**Written exercise**
Find and copy every line in the records that includes the string "deletes".

****

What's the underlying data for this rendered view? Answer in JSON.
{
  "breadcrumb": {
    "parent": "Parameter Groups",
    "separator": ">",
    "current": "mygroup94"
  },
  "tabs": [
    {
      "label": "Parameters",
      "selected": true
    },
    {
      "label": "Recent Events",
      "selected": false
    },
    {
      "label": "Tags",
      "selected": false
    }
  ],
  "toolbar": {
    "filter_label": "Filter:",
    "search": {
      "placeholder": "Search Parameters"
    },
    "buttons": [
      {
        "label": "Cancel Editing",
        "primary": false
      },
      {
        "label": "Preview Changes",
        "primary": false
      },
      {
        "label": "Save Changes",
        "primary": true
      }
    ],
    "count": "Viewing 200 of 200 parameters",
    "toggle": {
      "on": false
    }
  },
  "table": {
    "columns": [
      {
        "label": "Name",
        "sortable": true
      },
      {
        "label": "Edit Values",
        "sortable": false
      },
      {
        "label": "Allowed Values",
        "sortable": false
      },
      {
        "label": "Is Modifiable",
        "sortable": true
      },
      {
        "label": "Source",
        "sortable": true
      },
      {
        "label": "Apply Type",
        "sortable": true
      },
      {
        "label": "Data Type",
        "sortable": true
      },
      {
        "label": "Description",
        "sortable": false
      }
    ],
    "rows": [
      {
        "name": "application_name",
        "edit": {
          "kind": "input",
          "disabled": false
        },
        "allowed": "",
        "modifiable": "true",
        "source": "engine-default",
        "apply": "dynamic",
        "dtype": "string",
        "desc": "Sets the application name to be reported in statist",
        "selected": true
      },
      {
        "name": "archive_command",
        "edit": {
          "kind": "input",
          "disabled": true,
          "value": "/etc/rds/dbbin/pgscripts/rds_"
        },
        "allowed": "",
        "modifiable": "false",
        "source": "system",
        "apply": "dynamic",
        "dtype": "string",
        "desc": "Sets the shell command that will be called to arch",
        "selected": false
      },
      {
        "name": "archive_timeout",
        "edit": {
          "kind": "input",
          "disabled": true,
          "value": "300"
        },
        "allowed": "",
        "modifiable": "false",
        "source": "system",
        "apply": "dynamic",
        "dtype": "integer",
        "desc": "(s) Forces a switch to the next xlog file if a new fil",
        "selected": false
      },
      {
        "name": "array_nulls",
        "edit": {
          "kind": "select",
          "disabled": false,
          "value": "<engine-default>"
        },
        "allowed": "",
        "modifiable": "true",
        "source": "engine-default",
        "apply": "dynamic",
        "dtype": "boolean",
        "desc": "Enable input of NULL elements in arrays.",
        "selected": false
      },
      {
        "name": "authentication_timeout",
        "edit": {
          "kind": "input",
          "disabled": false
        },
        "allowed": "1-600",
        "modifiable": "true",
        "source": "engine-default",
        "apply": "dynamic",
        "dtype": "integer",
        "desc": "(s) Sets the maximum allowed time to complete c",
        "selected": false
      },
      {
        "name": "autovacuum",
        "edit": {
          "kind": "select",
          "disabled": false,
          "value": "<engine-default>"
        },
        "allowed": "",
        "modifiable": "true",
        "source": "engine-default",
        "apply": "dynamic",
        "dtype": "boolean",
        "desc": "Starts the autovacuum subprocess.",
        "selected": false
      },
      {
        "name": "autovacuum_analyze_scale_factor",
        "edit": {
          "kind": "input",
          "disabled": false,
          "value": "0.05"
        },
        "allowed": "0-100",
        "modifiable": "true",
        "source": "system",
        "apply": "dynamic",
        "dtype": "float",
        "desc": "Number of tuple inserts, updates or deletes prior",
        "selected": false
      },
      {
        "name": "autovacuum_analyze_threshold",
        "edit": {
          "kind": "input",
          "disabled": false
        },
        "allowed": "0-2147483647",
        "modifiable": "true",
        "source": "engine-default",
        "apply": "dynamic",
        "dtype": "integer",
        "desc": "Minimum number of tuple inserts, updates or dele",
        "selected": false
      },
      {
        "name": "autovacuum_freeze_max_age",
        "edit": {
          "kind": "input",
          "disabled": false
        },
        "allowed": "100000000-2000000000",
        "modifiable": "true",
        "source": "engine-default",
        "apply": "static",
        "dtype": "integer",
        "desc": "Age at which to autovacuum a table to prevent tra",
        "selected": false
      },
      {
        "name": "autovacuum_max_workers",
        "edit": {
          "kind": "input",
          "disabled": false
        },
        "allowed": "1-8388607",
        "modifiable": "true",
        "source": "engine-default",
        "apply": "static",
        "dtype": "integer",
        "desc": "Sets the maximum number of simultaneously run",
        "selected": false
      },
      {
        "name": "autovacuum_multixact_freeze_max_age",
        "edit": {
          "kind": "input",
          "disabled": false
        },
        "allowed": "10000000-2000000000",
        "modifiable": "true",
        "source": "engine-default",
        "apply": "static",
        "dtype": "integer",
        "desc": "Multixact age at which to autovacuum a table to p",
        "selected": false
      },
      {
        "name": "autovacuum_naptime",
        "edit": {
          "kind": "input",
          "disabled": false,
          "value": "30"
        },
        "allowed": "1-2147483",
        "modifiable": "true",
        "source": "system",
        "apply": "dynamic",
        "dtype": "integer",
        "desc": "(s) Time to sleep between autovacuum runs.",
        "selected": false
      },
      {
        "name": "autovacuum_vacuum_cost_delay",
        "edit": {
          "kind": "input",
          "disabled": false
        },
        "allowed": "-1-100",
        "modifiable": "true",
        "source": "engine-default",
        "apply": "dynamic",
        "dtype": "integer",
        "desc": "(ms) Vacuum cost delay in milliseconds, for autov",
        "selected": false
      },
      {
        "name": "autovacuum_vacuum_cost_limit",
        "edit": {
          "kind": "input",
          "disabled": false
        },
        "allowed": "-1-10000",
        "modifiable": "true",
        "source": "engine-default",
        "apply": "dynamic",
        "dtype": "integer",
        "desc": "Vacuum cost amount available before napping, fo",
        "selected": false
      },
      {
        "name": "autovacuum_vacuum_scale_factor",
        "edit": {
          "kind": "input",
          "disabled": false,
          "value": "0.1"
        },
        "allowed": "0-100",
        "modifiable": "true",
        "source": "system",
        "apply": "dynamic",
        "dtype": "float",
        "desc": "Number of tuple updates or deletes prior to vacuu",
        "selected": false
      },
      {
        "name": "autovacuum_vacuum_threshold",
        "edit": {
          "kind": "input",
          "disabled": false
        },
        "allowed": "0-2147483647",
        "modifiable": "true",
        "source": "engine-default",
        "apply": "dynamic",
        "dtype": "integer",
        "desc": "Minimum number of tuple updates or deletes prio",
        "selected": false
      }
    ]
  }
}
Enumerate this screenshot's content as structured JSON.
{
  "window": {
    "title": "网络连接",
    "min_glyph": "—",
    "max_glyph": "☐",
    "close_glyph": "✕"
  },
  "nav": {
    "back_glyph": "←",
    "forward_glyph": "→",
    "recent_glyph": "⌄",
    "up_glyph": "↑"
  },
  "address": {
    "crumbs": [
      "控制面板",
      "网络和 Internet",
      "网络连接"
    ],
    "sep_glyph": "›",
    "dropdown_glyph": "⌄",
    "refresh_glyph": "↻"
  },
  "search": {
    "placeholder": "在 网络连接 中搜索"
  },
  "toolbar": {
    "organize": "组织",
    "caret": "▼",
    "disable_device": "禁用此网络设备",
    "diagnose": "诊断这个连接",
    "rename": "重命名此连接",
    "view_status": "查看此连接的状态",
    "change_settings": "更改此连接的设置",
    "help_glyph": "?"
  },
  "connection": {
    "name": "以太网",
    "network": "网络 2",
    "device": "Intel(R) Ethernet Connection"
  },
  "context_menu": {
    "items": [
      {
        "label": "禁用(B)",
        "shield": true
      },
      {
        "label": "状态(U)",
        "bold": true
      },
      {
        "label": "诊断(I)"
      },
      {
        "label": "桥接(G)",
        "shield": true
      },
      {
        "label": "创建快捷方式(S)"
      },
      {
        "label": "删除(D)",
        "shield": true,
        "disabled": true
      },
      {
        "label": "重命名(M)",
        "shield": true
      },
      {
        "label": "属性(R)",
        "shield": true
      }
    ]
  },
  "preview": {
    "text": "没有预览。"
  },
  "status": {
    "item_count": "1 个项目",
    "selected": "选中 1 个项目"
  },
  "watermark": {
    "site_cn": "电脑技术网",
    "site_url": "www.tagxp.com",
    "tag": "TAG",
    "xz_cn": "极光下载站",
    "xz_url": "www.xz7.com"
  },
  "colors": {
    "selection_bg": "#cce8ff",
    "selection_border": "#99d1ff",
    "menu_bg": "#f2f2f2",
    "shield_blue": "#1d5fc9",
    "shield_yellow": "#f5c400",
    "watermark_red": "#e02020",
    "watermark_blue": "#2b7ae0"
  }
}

****

**Complete output**
        "desc": "Number of tuple inserts, updates or deletes prior",
        "desc": "Number of tuple updates or deletes prior to vacuu",
        "desc": "Minimum number of tuple updates or deletes prio",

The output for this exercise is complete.